● Provided entries
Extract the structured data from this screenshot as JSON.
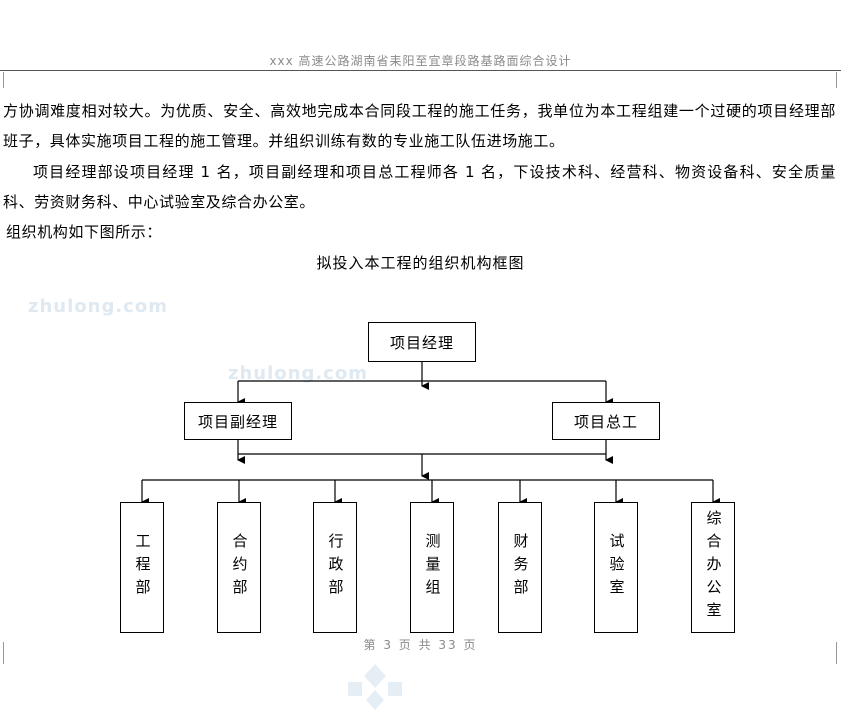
{
  "header": {
    "title": "xxx 高速公路湖南省耒阳至宜章段路基路面综合设计"
  },
  "body": {
    "paragraph1": "方协调难度相对较大。为优质、安全、高效地完成本合同段工程的施工任务，我单位为本工程组建一个过硬的项目经理部班子，具体实施项目工程的施工管理。并组织训练有数的专业施工队伍进场施工。",
    "paragraph2": "项目经理部设项目经理 1 名，项目副经理和项目总工程师各 1 名，下设技术科、经营科、物资设备科、安全质量科、劳资财务科、中心试验室及综合办公室。",
    "paragraph3": "组织机构如下图所示："
  },
  "diagram": {
    "title": "拟投入本工程的组织机构框图",
    "top": "项目经理",
    "level2": {
      "left": "项目副经理",
      "right": "项目总工"
    },
    "departments": [
      "工程部",
      "合约部",
      "行政部",
      "测量组",
      "财务部",
      "试验室",
      "综合办公室"
    ]
  },
  "watermarks": [
    "zhulong.com",
    "zhulong.com"
  ],
  "footer": {
    "page_text": "第 3 页 共 33 页"
  },
  "colors": {
    "header_text": "#8a8a8a",
    "watermark": "#dfe9f1",
    "logo": "#e6eef5"
  },
  "icons": {
    "logo": "snowflake-logo-icon"
  }
}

● Exercise objective
Find every line containing the word "title", then give the total and nothing more.

● Exercise response
2